MATERIAL PROVIDED:
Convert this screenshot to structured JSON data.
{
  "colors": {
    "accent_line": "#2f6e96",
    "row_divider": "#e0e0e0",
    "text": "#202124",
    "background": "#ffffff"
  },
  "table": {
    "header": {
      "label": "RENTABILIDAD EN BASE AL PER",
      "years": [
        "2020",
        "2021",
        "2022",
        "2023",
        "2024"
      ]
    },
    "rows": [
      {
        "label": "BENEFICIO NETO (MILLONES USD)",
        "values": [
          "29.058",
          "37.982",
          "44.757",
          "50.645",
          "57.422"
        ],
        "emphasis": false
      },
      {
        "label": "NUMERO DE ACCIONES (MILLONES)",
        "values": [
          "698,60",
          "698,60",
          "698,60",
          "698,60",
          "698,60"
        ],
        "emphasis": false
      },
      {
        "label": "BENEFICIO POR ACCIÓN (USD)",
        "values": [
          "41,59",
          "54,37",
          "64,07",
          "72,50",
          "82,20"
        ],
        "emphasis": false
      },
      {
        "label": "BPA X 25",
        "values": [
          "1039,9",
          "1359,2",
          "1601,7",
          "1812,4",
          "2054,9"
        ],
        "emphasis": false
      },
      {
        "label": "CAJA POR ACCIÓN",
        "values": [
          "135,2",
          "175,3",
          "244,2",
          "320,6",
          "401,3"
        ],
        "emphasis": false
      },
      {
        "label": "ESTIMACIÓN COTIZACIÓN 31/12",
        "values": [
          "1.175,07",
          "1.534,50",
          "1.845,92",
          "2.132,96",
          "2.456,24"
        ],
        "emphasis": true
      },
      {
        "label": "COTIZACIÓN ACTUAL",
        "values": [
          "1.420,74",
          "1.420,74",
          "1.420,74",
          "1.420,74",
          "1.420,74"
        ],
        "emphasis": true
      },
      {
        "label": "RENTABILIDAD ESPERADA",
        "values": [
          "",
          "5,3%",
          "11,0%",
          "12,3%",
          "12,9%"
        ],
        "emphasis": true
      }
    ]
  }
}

GOAL: Write down every line of the data exactly as it appears above.

WRITTEN ANSWER:
Convert this screenshot to structured JSON data.
{
  "colors": {
    "accent_line": "#2f6e96",
    "row_divider": "#e0e0e0",
    "text": "#202124",
    "background": "#ffffff"
  },
  "table": {
    "header": {
      "label": "RENTABILIDAD EN BASE AL PER",
      "years": [
        "2020",
        "2021",
        "2022",
        "2023",
        "2024"
      ]
    },
    "rows": [
      {
        "label": "BENEFICIO NETO (MILLONES USD)",
        "values": [
          "29.058",
          "37.982",
          "44.757",
          "50.645",
          "57.422"
        ],
        "emphasis": false
      },
      {
        "label": "NUMERO DE ACCIONES (MILLONES)",
        "values": [
          "698,60",
          "698,60",
          "698,60",
          "698,60",
          "698,60"
        ],
        "emphasis": false
      },
      {
        "label": "BENEFICIO POR ACCIÓN (USD)",
        "values": [
          "41,59",
          "54,37",
          "64,07",
          "72,50",
          "82,20"
        ],
        "emphasis": false
      },
      {
        "label": "BPA X 25",
        "values": [
          "1039,9",
          "1359,2",
          "1601,7",
          "1812,4",
          "2054,9"
        ],
        "emphasis": false
      },
      {
        "label": "CAJA POR ACCIÓN",
        "values": [
          "135,2",
          "175,3",
          "244,2",
          "320,6",
          "401,3"
        ],
        "emphasis": false
      },
      {
        "label": "ESTIMACIÓN COTIZACIÓN 31/12",
        "values": [
          "1.175,07",
          "1.534,50",
          "1.845,92",
          "2.132,96",
          "2.456,24"
        ],
        "emphasis": true
      },
      {
        "label": "COTIZACIÓN ACTUAL",
        "values": [
          "1.420,74",
          "1.420,74",
          "1.420,74",
          "1.420,74",
          "1.420,74"
        ],
        "emphasis": true
      },
      {
        "label": "RENTABILIDAD ESPERADA",
        "values": [
          "",
          "5,3%",
          "11,0%",
          "12,3%",
          "12,9%"
        ],
        "emphasis": true
      }
    ]
  }
}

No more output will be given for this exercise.